**DIRECTIONS FOR THIS TASK**
Count every line that has the word "рамках". Give the number, without anything more.

▬▬▬

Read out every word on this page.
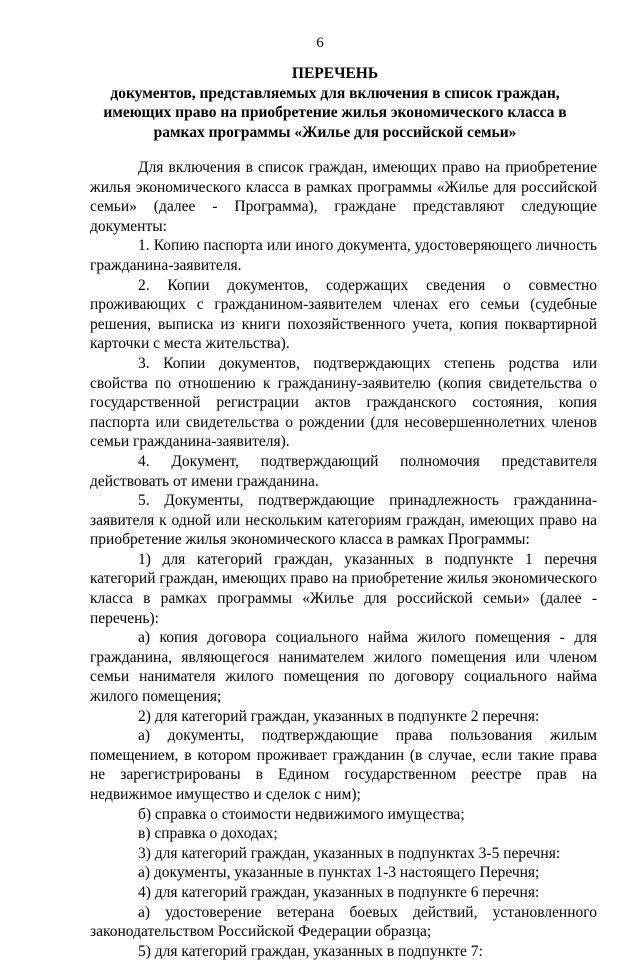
6
ПЕРЕЧЕНЬ
документов, представляемых для включения в список граждан,
имеющих право на приобретение жилья экономического класса в
рамках программы «Жилье для российской семьи»

Для включения в список граждан, имеющих право на приобретение жилья экономического класса в рамках программы «Жилье для российской семьи» (далее - Программа), граждане представляют следующие документы:

1. Копию паспорта или иного документа, удостоверяющего личность гражданина-заявителя.

2. Копии документов, содержащих сведения о совместно проживающих с гражданином-заявителем членах его семьи (судебные решения, выписка из книги похозяйственного учета, копия поквартирной карточки с места жительства).

3. Копии документов, подтверждающих степень родства или свойства по отношению к гражданину-заявителю (копия свидетельства о государственной регистрации актов гражданского состояния, копия паспорта или свидетельства о рождении (для несовершеннолетних членов семьи гражданина-заявителя).

4. Документ, подтверждающий полномочия представителя действовать от имени гражданина.

5. Документы, подтверждающие принадлежность гражданина-заявителя к одной или нескольким категориям граждан, имеющих право на приобретение жилья экономического класса в рамках Программы:

1) для категорий граждан, указанных в подпункте 1 перечня категорий граждан, имеющих право на приобретение жилья экономического класса в рамках программы «Жилье для российской семьи» (далее - перечень):

а) копия договора социального найма жилого помещения - для гражданина, являющегося нанимателем жилого помещения или членом семьи нанимателя жилого помещения по договору социального найма жилого помещения;

2) для категорий граждан, указанных в подпункте 2 перечня:

а) документы, подтверждающие права пользования жилым помещением, в котором проживает гражданин (в случае, если такие права не зарегистрированы в Едином государственном реестре прав на недвижимое имущество и сделок с ним);

б) справка о стоимости недвижимого имущества;

в) справка о доходах;

3) для категорий граждан, указанных в подпунктах 3-5 перечня:

а) документы, указанные в пунктах 1-3 настоящего Перечня;

4) для категорий граждан, указанных в подпункте 6 перечня:

а) удостоверение ветерана боевых действий, установленного законодательством Российской Федерации образца;

5) для категорий граждан, указанных в подпункте 7:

▬▬▬

**WORKED SOLUTION**
4